**GIVEN RECORDS:**
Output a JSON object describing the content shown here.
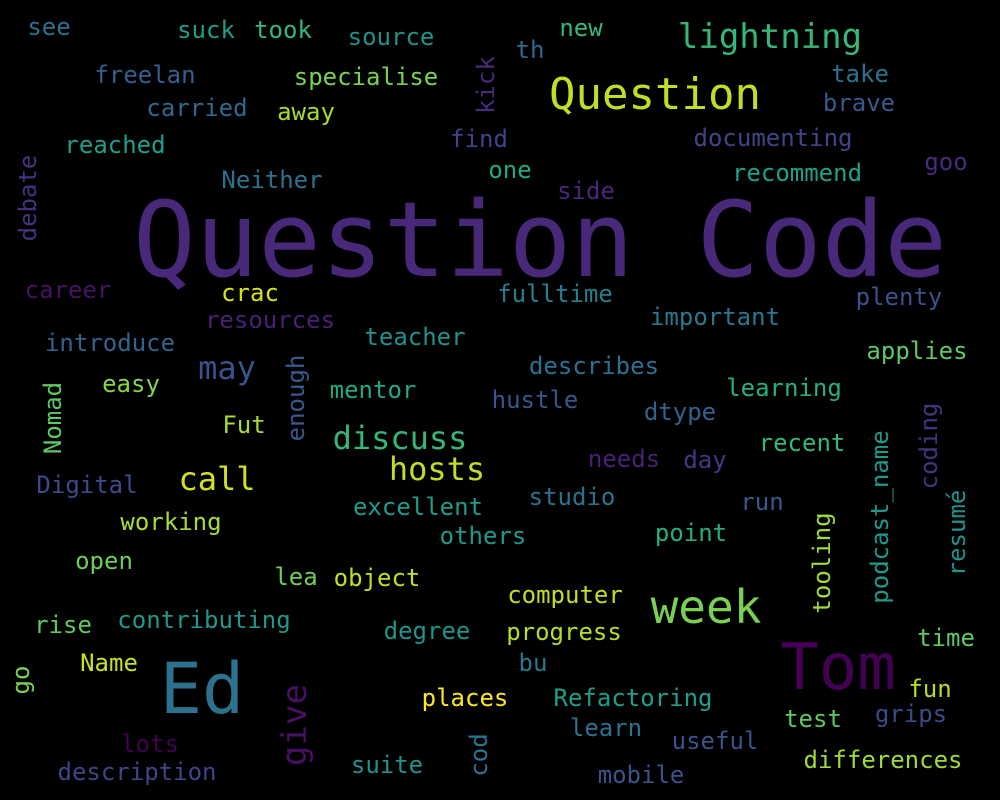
{
  "words": [
    {
      "text": "Question Code",
      "color": "#482878"
    },
    {
      "text": "Question",
      "color": "#bddf26"
    },
    {
      "text": "week",
      "color": "#7ad151"
    },
    {
      "text": "Tom",
      "color": "#440154"
    },
    {
      "text": "Ed",
      "color": "#2c728e"
    },
    {
      "text": "lightning",
      "color": "#35b779"
    },
    {
      "text": "discuss",
      "color": "#35b779"
    },
    {
      "text": "hosts",
      "color": "#bddf26"
    },
    {
      "text": "call",
      "color": "#d2e21b"
    },
    {
      "text": "may",
      "color": "#3b528b"
    },
    {
      "text": "see",
      "color": "#2c728e"
    },
    {
      "text": "suck",
      "color": "#1f9e89"
    },
    {
      "text": "took",
      "color": "#35b779"
    },
    {
      "text": "source",
      "color": "#21918c"
    },
    {
      "text": "new",
      "color": "#35b779"
    },
    {
      "text": "th",
      "color": "#31688e"
    },
    {
      "text": "kick",
      "color": "#472c7a"
    },
    {
      "text": "freelan",
      "color": "#355f8d"
    },
    {
      "text": "specialise",
      "color": "#7ad151"
    },
    {
      "text": "take",
      "color": "#2c728e"
    },
    {
      "text": "carried",
      "color": "#31688e"
    },
    {
      "text": "away",
      "color": "#a5db36"
    },
    {
      "text": "brave",
      "color": "#38598c"
    },
    {
      "text": "reached",
      "color": "#1f9e89"
    },
    {
      "text": "find",
      "color": "#404387"
    },
    {
      "text": "documenting",
      "color": "#414487"
    },
    {
      "text": "debate",
      "color": "#46327e"
    },
    {
      "text": "one",
      "color": "#22a884"
    },
    {
      "text": "goo",
      "color": "#472d7b"
    },
    {
      "text": "Neither",
      "color": "#2c728e"
    },
    {
      "text": "side",
      "color": "#482878"
    },
    {
      "text": "recommend",
      "color": "#1fa187"
    },
    {
      "text": "career",
      "color": "#471164"
    },
    {
      "text": "crac",
      "color": "#d8e219"
    },
    {
      "text": "fulltime",
      "color": "#277f8e"
    },
    {
      "text": "plenty",
      "color": "#3b528b"
    },
    {
      "text": "resources",
      "color": "#482173"
    },
    {
      "text": "important",
      "color": "#2a788e"
    },
    {
      "text": "introduce",
      "color": "#33638d"
    },
    {
      "text": "teacher",
      "color": "#21918c"
    },
    {
      "text": "applies",
      "color": "#5ec962"
    },
    {
      "text": "describes",
      "color": "#2c718e"
    },
    {
      "text": "easy",
      "color": "#86d549"
    },
    {
      "text": "enough",
      "color": "#38598c"
    },
    {
      "text": "mentor",
      "color": "#22a884"
    },
    {
      "text": "learning",
      "color": "#29af7f"
    },
    {
      "text": "Nomad",
      "color": "#5ec962"
    },
    {
      "text": "hustle",
      "color": "#3a548c"
    },
    {
      "text": "dtype",
      "color": "#33638d"
    },
    {
      "text": "coding",
      "color": "#46337f"
    },
    {
      "text": "Fut",
      "color": "#a8db34"
    },
    {
      "text": "recent",
      "color": "#35b779"
    },
    {
      "text": "podcast_name",
      "color": "#1f9a8a"
    },
    {
      "text": "needs",
      "color": "#482173"
    },
    {
      "text": "day",
      "color": "#453781"
    },
    {
      "text": "Digital",
      "color": "#3e4a89"
    },
    {
      "text": "studio",
      "color": "#2c728e"
    },
    {
      "text": "excellent",
      "color": "#1e9c89"
    },
    {
      "text": "run",
      "color": "#38598c"
    },
    {
      "text": "resumé",
      "color": "#20928c"
    },
    {
      "text": "working",
      "color": "#a8db34"
    },
    {
      "text": "others",
      "color": "#1f988b"
    },
    {
      "text": "point",
      "color": "#27ad81"
    },
    {
      "text": "tooling",
      "color": "#a0da39"
    },
    {
      "text": "open",
      "color": "#6ccd5a"
    },
    {
      "text": "lea",
      "color": "#6ece58"
    },
    {
      "text": "object",
      "color": "#c2df23"
    },
    {
      "text": "computer",
      "color": "#bddf26"
    },
    {
      "text": "rise",
      "color": "#5ec962"
    },
    {
      "text": "contributing",
      "color": "#1f988b"
    },
    {
      "text": "degree",
      "color": "#1f948c"
    },
    {
      "text": "progress",
      "color": "#b5de2b"
    },
    {
      "text": "time",
      "color": "#5ec962"
    },
    {
      "text": "go",
      "color": "#7ad151"
    },
    {
      "text": "Name",
      "color": "#c8e020"
    },
    {
      "text": "bu",
      "color": "#2a788e"
    },
    {
      "text": "fun",
      "color": "#b5de2b"
    },
    {
      "text": "give",
      "color": "#471063"
    },
    {
      "text": "places",
      "color": "#fde725"
    },
    {
      "text": "Refactoring",
      "color": "#1f9e89"
    },
    {
      "text": "grips",
      "color": "#3e4989"
    },
    {
      "text": "test",
      "color": "#5ec962"
    },
    {
      "text": "learn",
      "color": "#2c718e"
    },
    {
      "text": "useful",
      "color": "#3b528b"
    },
    {
      "text": "lots",
      "color": "#440154"
    },
    {
      "text": "cod",
      "color": "#2c728e"
    },
    {
      "text": "differences",
      "color": "#9fda3a"
    },
    {
      "text": "description",
      "color": "#414487"
    },
    {
      "text": "suite",
      "color": "#21918c"
    },
    {
      "text": "mobile",
      "color": "#3b528b"
    }
  ]
}
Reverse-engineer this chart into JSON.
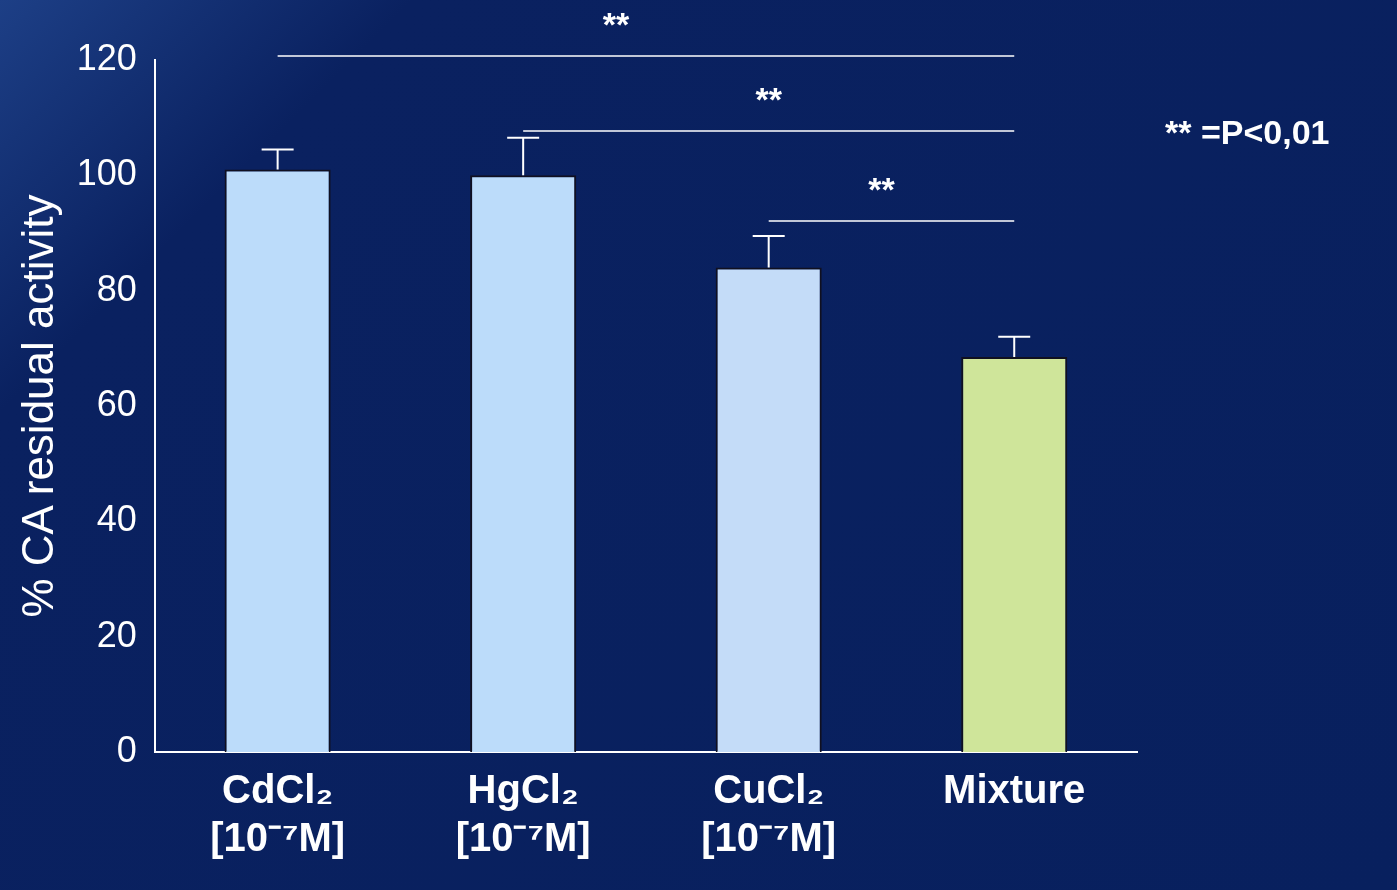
{
  "chart_data": {
    "type": "bar",
    "categories": [
      "CdCl₂\n[10⁻⁷M]",
      "HgCl₂\n[10⁻⁷M]",
      "CuCl₂\n[10⁻⁷M]",
      "Mixture"
    ],
    "values": [
      101,
      100,
      84,
      68.5
    ],
    "colors": [
      "#bcdcfa",
      "#bcdcfa",
      "#c4dcf8",
      "#cfe59a"
    ],
    "errors": [
      [
        101,
        104.5
      ],
      [
        100,
        106.5
      ],
      [
        84,
        89.5
      ],
      [
        68.5,
        72
      ]
    ],
    "ylabel": "% CA residual activity",
    "ylim": [
      0,
      120
    ],
    "yticks": [
      0,
      20,
      40,
      60,
      80,
      100,
      120
    ],
    "grid": false,
    "legend": false,
    "annotations": [
      "**",
      "**",
      "**",
      "** =P<0,01"
    ]
  }
}
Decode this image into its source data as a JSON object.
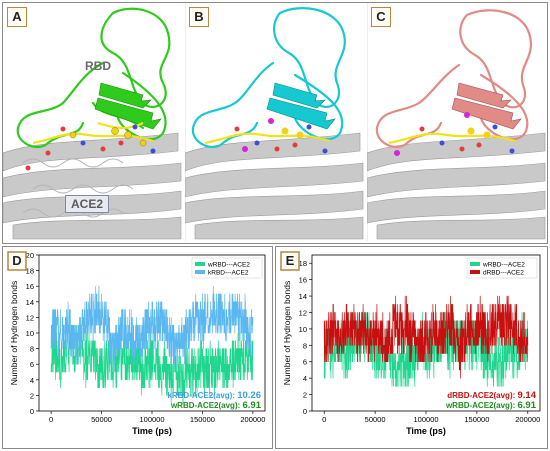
{
  "panels": {
    "a": {
      "letter": "A",
      "rbd_label": "RBD",
      "ace2_label": "ACE2",
      "rbd_color": "#2fcb1c"
    },
    "b": {
      "letter": "B",
      "rbd_color": "#16c9d1"
    },
    "c": {
      "letter": "C",
      "rbd_color": "#e08b86"
    }
  },
  "interface_color": "#f2e21a",
  "ace2_color": "#c9c9c9",
  "chart_data": [
    {
      "panel_letter": "D",
      "type": "line",
      "xlabel": "Time (ps)",
      "ylabel": "Number of Hydrogen bonds",
      "xlim": [
        -12000,
        212000
      ],
      "ylim": [
        0,
        20
      ],
      "x_ticks": [
        0,
        50000,
        100000,
        150000,
        200000
      ],
      "y_ticks": [
        0,
        2,
        4,
        6,
        8,
        10,
        12,
        14,
        16,
        18,
        20
      ],
      "legend_position": "top-right",
      "series": [
        {
          "name": "wRBD---ACE2",
          "color": "#1fd68e",
          "mean": 6.91,
          "amplitude": 2.4,
          "min": 1,
          "max": 12,
          "avg_label": "wRBD-ACE2(avg):",
          "avg_value": "6.91",
          "avg_color": "#1e8f1e"
        },
        {
          "name": "kRBD---ACE2",
          "color": "#5ab7f0",
          "mean": 10.26,
          "amplitude": 2.2,
          "min": 5,
          "max": 17,
          "avg_label": "kRBD-ACE2(avg):",
          "avg_value": "10.26",
          "avg_color": "#3a9fe0"
        }
      ]
    },
    {
      "panel_letter": "E",
      "type": "line",
      "xlabel": "Time (ps)",
      "ylabel": "Number of Hydrogen bonds",
      "xlim": [
        -12000,
        212000
      ],
      "ylim": [
        0,
        19
      ],
      "x_ticks": [
        0,
        50000,
        100000,
        150000,
        200000
      ],
      "y_ticks": [
        0,
        2,
        4,
        6,
        8,
        10,
        12,
        14,
        16,
        18
      ],
      "legend_position": "top-right",
      "series": [
        {
          "name": "wRBD---ACE2",
          "color": "#1fd68e",
          "mean": 6.91,
          "amplitude": 2.4,
          "min": 1,
          "max": 12,
          "avg_label": "wRBD-ACE2(avg):",
          "avg_value": "6.91",
          "avg_color": "#1e8f1e"
        },
        {
          "name": "dRBD---ACE2",
          "color": "#c80f0f",
          "mean": 9.14,
          "amplitude": 2.3,
          "min": 4,
          "max": 16,
          "avg_label": "dRBD-ACE2(avg):",
          "avg_value": "9.14",
          "avg_color": "#c80f0f"
        }
      ]
    }
  ]
}
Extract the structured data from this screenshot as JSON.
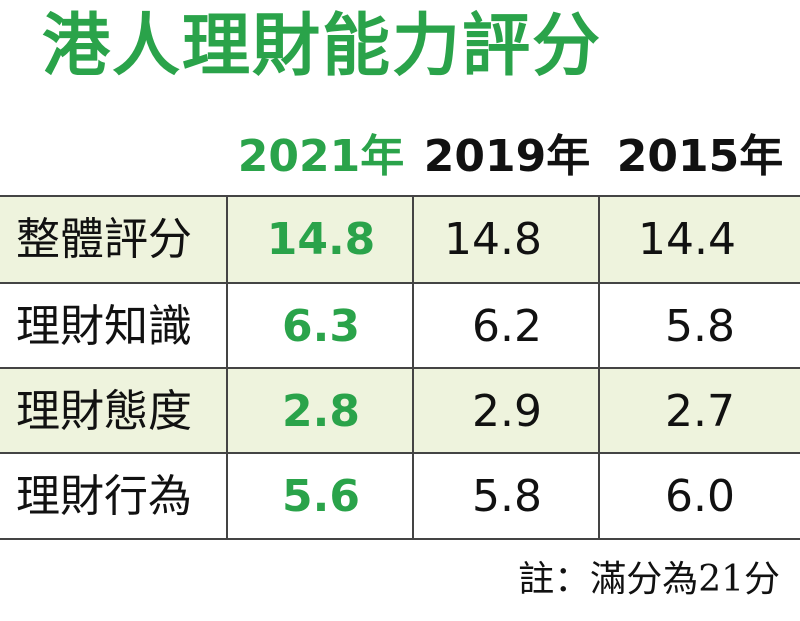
{
  "chart_data": {
    "type": "table",
    "title": "港人理財能力評分",
    "columns": [
      "2021年",
      "2019年",
      "2015年"
    ],
    "rows": [
      {
        "label": "整體評分",
        "values": [
          "14.8",
          "14.8",
          "14.4"
        ]
      },
      {
        "label": "理財知識",
        "values": [
          "6.3",
          "6.2",
          "5.8"
        ]
      },
      {
        "label": "理財態度",
        "values": [
          "2.8",
          "2.9",
          "2.7"
        ]
      },
      {
        "label": "理財行為",
        "values": [
          "5.6",
          "5.8",
          "6.0"
        ]
      }
    ],
    "note": "註：滿分為21分"
  },
  "colors": {
    "accent": "#2aa34a",
    "row_shade": "#eef3dd",
    "text": "#111111",
    "rule": "#444444"
  }
}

**REQUEST:**
Produce an exact reproduction of the lines from the line containing "Extract the structured" through the last line of the records. Any picture is left out.

**WRITTEN RESPONSE:**
Extract the structured data from this screenshot as JSON.
{
  "chart_data": {
    "type": "table",
    "title": "港人理財能力評分",
    "columns": [
      "2021年",
      "2019年",
      "2015年"
    ],
    "rows": [
      {
        "label": "整體評分",
        "values": [
          "14.8",
          "14.8",
          "14.4"
        ]
      },
      {
        "label": "理財知識",
        "values": [
          "6.3",
          "6.2",
          "5.8"
        ]
      },
      {
        "label": "理財態度",
        "values": [
          "2.8",
          "2.9",
          "2.7"
        ]
      },
      {
        "label": "理財行為",
        "values": [
          "5.6",
          "5.8",
          "6.0"
        ]
      }
    ],
    "note": "註：滿分為21分"
  },
  "colors": {
    "accent": "#2aa34a",
    "row_shade": "#eef3dd",
    "text": "#111111",
    "rule": "#444444"
  }
}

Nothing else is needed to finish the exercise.